** START Source material **
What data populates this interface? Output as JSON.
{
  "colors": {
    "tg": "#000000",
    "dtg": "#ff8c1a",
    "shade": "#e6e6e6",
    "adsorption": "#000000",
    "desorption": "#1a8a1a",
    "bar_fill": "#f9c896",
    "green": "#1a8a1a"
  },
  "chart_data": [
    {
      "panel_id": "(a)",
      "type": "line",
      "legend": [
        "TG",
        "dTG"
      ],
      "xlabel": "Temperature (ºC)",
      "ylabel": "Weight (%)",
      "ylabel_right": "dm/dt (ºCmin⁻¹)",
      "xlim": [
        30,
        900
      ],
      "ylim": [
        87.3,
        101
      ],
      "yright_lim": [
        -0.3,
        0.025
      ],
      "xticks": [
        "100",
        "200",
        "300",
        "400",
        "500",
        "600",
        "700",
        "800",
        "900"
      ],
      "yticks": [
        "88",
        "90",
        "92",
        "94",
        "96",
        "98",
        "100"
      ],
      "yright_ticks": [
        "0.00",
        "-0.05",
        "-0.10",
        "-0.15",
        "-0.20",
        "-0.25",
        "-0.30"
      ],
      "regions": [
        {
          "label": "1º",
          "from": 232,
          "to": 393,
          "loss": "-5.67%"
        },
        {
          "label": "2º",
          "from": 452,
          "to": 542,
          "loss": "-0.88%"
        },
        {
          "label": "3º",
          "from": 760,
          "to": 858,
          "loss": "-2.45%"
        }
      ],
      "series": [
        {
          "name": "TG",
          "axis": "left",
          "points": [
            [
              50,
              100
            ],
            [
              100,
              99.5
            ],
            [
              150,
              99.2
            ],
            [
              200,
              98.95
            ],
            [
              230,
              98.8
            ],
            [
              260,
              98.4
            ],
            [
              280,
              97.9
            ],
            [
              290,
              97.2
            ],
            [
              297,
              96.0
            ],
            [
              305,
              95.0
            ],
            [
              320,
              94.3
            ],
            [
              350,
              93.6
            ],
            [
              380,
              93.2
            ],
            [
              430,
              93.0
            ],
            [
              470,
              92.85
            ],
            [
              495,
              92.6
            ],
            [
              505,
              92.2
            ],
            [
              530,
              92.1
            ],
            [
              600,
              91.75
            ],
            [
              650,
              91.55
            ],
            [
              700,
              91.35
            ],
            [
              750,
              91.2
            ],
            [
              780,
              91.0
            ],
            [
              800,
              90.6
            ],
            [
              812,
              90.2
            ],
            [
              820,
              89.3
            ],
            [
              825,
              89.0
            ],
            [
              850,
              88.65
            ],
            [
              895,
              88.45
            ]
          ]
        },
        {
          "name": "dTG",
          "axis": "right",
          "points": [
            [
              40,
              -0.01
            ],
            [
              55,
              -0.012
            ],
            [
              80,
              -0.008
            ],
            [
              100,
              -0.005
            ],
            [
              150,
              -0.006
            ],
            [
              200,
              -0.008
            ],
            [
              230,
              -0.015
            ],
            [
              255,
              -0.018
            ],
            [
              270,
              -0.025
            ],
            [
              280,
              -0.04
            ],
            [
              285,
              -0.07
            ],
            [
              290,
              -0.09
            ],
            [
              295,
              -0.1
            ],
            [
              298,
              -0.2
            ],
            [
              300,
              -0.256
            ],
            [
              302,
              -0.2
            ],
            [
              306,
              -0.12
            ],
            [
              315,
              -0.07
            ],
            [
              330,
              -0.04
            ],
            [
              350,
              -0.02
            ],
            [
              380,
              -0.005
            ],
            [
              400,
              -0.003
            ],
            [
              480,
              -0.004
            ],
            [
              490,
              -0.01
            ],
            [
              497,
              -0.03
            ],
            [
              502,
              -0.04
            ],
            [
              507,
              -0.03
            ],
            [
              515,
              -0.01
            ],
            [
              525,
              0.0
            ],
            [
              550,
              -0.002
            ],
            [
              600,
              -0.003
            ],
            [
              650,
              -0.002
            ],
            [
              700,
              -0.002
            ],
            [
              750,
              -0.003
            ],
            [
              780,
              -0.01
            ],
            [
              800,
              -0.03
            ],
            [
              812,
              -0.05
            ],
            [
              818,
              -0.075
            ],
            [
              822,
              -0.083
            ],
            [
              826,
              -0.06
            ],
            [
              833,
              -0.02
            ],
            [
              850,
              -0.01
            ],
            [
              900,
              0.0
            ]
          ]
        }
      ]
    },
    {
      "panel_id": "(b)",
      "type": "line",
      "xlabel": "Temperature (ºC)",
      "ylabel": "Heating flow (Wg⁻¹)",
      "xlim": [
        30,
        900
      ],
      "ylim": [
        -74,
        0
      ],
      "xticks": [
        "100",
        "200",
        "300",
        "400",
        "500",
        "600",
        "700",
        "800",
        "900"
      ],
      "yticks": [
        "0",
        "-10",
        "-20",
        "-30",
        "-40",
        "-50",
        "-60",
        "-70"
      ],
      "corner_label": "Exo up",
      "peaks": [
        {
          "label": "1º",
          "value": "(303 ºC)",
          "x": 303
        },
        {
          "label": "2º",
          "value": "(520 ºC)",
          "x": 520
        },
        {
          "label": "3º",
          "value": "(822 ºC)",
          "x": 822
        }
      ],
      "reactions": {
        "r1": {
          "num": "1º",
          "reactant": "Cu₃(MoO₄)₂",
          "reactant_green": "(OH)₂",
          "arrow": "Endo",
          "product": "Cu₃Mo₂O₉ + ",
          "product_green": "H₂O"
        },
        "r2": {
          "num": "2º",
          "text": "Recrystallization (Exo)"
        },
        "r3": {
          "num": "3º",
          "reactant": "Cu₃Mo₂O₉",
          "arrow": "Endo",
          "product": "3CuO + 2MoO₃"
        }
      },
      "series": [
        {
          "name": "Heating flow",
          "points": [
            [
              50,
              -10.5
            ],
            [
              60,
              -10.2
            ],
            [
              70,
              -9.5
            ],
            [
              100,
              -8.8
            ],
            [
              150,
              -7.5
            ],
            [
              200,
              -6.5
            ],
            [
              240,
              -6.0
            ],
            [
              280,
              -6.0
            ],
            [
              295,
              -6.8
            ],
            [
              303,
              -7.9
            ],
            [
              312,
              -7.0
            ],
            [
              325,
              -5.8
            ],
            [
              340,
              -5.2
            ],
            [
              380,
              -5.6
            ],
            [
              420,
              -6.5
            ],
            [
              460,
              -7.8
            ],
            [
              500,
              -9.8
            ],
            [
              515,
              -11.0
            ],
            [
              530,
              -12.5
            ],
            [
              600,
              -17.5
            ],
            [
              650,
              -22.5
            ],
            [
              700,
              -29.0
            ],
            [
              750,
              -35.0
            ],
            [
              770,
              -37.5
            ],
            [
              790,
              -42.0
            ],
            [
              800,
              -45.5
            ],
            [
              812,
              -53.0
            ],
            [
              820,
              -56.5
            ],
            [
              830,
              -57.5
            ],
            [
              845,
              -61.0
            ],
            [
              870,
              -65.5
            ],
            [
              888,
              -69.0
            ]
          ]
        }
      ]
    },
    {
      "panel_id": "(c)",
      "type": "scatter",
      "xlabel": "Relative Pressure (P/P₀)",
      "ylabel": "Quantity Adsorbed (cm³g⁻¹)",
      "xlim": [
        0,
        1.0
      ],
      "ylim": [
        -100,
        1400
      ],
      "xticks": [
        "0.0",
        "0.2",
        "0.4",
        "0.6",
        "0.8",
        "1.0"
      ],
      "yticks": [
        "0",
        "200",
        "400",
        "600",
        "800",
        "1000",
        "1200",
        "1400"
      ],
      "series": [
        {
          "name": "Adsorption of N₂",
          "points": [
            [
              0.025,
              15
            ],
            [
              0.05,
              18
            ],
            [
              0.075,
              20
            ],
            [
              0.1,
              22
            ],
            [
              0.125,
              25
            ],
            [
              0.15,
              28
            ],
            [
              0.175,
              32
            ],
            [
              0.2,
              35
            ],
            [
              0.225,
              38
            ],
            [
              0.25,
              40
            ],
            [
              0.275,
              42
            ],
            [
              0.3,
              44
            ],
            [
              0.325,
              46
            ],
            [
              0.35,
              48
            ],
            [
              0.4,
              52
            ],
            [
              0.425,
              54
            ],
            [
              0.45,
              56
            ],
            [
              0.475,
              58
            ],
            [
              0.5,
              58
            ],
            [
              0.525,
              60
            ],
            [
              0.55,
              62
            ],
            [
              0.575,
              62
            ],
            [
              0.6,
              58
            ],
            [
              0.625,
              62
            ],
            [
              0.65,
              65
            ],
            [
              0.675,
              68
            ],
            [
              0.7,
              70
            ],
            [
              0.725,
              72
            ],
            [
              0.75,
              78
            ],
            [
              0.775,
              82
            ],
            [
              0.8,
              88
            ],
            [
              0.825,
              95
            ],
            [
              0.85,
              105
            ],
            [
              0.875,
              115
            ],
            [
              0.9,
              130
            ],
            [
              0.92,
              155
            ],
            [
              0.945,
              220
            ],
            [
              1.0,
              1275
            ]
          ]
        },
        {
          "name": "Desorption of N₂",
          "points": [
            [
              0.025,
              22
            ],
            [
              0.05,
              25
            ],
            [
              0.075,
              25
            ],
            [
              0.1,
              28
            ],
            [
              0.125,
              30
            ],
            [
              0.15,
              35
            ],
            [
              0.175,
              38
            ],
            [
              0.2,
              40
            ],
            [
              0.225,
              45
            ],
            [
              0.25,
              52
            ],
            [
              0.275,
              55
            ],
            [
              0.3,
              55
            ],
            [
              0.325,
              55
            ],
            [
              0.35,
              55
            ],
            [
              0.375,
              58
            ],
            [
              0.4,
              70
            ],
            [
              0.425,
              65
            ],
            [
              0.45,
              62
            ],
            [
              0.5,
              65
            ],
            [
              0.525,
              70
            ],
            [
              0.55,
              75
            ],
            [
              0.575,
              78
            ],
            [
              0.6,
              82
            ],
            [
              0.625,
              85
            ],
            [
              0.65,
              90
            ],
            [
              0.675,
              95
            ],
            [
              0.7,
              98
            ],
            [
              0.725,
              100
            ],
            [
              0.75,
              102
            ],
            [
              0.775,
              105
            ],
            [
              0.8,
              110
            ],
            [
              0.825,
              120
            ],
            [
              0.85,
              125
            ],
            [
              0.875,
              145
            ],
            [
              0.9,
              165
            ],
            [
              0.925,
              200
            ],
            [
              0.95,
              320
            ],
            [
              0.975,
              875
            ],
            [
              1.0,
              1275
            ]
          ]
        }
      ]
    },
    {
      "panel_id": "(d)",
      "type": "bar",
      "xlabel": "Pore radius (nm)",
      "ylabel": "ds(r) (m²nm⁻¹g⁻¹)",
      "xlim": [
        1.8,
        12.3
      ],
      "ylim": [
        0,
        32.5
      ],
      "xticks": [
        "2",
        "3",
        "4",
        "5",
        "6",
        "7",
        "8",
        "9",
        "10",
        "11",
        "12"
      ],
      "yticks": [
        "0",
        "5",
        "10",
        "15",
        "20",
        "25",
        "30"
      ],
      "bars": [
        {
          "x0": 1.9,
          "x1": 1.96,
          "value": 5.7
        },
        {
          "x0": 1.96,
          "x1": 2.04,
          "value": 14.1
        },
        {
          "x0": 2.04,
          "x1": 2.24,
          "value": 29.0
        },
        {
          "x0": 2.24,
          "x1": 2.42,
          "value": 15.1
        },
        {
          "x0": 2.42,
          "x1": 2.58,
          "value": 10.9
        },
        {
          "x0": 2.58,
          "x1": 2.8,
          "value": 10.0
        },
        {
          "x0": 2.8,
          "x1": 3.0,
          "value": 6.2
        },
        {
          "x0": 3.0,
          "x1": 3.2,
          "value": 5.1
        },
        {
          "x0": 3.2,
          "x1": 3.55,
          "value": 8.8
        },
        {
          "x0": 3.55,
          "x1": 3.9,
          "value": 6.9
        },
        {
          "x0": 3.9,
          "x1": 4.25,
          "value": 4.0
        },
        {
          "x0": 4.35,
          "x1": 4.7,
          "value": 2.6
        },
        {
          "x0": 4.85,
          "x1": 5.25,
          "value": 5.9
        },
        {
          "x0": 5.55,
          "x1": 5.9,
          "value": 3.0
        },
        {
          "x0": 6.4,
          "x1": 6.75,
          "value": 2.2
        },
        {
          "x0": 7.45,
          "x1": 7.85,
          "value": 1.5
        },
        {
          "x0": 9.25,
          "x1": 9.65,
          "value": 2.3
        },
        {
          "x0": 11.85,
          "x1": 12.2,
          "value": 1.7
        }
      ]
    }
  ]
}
** END Source material **
Return each line where "name" shows up.

■ Full solution
          "name": "TG",
          "name": "dTG",
          "name": "Heating flow",
          "name": "Adsorption of N₂",
          "name": "Desorption of N₂",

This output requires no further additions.